» Job
Transcribe the records in full, keeping every character as it is.

» Task inputs
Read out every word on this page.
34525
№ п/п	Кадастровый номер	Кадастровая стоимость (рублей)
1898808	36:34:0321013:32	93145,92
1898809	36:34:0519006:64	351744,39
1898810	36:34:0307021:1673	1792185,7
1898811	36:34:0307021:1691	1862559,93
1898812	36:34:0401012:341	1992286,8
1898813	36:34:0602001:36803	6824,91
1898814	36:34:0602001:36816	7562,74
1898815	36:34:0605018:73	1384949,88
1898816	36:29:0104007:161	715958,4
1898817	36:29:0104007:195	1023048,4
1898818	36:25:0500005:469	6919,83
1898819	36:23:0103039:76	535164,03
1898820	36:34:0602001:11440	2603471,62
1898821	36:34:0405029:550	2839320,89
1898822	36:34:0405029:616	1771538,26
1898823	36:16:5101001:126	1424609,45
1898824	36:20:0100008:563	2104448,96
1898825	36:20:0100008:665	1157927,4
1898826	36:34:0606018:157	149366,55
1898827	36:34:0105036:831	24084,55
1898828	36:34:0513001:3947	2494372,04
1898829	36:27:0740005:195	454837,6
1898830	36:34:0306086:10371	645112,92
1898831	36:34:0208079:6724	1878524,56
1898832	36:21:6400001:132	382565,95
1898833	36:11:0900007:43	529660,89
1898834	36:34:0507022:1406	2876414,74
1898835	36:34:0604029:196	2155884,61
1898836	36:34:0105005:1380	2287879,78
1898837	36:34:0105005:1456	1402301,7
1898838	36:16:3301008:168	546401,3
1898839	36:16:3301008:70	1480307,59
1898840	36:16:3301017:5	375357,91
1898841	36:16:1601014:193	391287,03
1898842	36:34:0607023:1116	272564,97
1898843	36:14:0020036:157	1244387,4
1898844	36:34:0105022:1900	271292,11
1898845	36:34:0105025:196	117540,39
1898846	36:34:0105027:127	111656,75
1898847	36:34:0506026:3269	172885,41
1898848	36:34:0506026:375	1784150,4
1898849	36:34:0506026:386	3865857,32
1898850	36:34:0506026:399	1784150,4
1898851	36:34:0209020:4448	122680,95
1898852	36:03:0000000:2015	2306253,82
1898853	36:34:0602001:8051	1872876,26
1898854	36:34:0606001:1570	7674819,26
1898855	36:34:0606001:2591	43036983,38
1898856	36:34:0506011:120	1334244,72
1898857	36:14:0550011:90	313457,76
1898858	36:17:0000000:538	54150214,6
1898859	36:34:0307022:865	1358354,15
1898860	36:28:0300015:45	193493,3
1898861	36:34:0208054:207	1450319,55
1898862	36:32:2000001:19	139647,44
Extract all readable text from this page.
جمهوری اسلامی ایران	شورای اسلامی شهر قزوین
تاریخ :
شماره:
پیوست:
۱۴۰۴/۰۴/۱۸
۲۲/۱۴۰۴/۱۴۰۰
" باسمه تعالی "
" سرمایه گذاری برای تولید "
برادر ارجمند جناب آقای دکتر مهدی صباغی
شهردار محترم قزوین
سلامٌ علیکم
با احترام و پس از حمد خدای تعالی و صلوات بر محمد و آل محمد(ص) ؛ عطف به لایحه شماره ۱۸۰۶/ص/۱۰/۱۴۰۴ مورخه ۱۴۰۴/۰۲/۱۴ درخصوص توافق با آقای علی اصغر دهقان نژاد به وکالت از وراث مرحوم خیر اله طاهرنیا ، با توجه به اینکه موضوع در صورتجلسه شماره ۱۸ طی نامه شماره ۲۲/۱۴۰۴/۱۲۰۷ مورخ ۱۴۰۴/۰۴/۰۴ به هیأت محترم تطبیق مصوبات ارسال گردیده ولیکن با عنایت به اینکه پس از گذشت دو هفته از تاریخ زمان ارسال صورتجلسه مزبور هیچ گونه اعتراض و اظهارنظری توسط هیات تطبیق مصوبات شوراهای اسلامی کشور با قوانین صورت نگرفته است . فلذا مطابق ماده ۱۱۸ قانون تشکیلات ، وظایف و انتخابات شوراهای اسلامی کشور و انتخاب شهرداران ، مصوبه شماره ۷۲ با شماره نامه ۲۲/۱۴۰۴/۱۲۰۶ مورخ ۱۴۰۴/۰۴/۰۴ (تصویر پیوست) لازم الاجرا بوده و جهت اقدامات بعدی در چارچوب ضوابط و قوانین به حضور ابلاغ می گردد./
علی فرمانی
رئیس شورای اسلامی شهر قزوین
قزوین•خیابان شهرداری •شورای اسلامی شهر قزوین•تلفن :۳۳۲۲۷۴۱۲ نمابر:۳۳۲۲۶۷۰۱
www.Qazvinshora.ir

» Output of the exercise
Read out every word on this page.
34525
№ п/п	Кадастровый номер	Кадастровая стоимость (рублей)
1898808	36:34:0321013:32	93145,92
1898809	36:34:0519006:64	351744,39
1898810	36:34:0307021:1673	1792185,7
1898811	36:34:0307021:1691	1862559,93
1898812	36:34:0401012:341	1992286,8
1898813	36:34:0602001:36803	6824,91
1898814	36:34:0602001:36816	7562,74
1898815	36:34:0605018:73	1384949,88
1898816	36:29:0104007:161	715958,4
1898817	36:29:0104007:195	1023048,4
1898818	36:25:0500005:469	6919,83
1898819	36:23:0103039:76	535164,03
1898820	36:34:0602001:11440	2603471,62
1898821	36:34:0405029:550	2839320,89
1898822	36:34:0405029:616	1771538,26
1898823	36:16:5101001:126	1424609,45
1898824	36:20:0100008:563	2104448,96
1898825	36:20:0100008:665	1157927,4
1898826	36:34:0606018:157	149366,55
1898827	36:34:0105036:831	24084,55
1898828	36:34:0513001:3947	2494372,04
1898829	36:27:0740005:195	454837,6
1898830	36:34:0306086:10371	645112,92
1898831	36:34:0208079:6724	1878524,56
1898832	36:21:6400001:132	382565,95
1898833	36:11:0900007:43	529660,89
1898834	36:34:0507022:1406	2876414,74
1898835	36:34:0604029:196	2155884,61
1898836	36:34:0105005:1380	2287879,78
1898837	36:34:0105005:1456	1402301,7
1898838	36:16:3301008:168	546401,3
1898839	36:16:3301008:70	1480307,59
1898840	36:16:3301017:5	375357,91
1898841	36:16:1601014:193	391287,03
1898842	36:34:0607023:1116	272564,97
1898843	36:14:0020036:157	1244387,4
1898844	36:34:0105022:1900	271292,11
1898845	36:34:0105025:196	117540,39
1898846	36:34:0105027:127	111656,75
1898847	36:34:0506026:3269	172885,41
1898848	36:34:0506026:375	1784150,4
1898849	36:34:0506026:386	3865857,32
1898850	36:34:0506026:399	1784150,4
1898851	36:34:0209020:4448	122680,95
1898852	36:03:0000000:2015	2306253,82
1898853	36:34:0602001:8051	1872876,26
1898854	36:34:0606001:1570	7674819,26
1898855	36:34:0606001:2591	43036983,38
1898856	36:34:0506011:120	1334244,72
1898857	36:14:0550011:90	313457,76
1898858	36:17:0000000:538	54150214,6
1898859	36:34:0307022:865	1358354,15
1898860	36:28:0300015:45	193493,3
1898861	36:34:0208054:207	1450319,55
1898862	36:32:2000001:19	139647,44
Extract all readable text from this page.
جمهوری اسلامی ایران	شورای اسلامی شهر قزوین
تاریخ :
شماره:
پیوست:
۱۴۰۴/۰۴/۱۸
۲۲/۱۴۰۴/۱۴۰۰
" باسمه تعالی "
" سرمایه گذاری برای تولید "
برادر ارجمند جناب آقای دکتر مهدی صباغی
شهردار محترم قزوین
سلامٌ علیکم
با احترام و پس از حمد خدای تعالی و صلوات بر محمد و آل محمد(ص) ؛ عطف به لایحه شماره ۱۸۰۶/ص/۱۰/۱۴۰۴ مورخه ۱۴۰۴/۰۲/۱۴ درخصوص توافق با آقای علی اصغر دهقان نژاد به وکالت از وراث مرحوم خیر اله طاهرنیا ، با توجه به اینکه موضوع در صورتجلسه شماره ۱۸ طی نامه شماره ۲۲/۱۴۰۴/۱۲۰۷ مورخ ۱۴۰۴/۰۴/۰۴ به هیأت محترم تطبیق مصوبات ارسال گردیده ولیکن با عنایت به اینکه پس از گذشت دو هفته از تاریخ زمان ارسال صورتجلسه مزبور هیچ گونه اعتراض و اظهارنظری توسط هیات تطبیق مصوبات شوراهای اسلامی کشور با قوانین صورت نگرفته است . فلذا مطابق ماده ۱۱۸ قانون تشکیلات ، وظایف و انتخابات شوراهای اسلامی کشور و انتخاب شهرداران ، مصوبه شماره ۷۲ با شماره نامه ۲۲/۱۴۰۴/۱۲۰۶ مورخ ۱۴۰۴/۰۴/۰۴ (تصویر پیوست) لازم الاجرا بوده و جهت اقدامات بعدی در چارچوب ضوابط و قوانین به حضور ابلاغ می گردد./
علی فرمانی
رئیس شورای اسلامی شهر قزوین
قزوین•خیابان شهرداری •شورای اسلامی شهر قزوین•تلفن :۳۳۲۲۷۴۱۲ نمابر:۳۳۲۲۶۷۰۱
www.Qazvinshora.ir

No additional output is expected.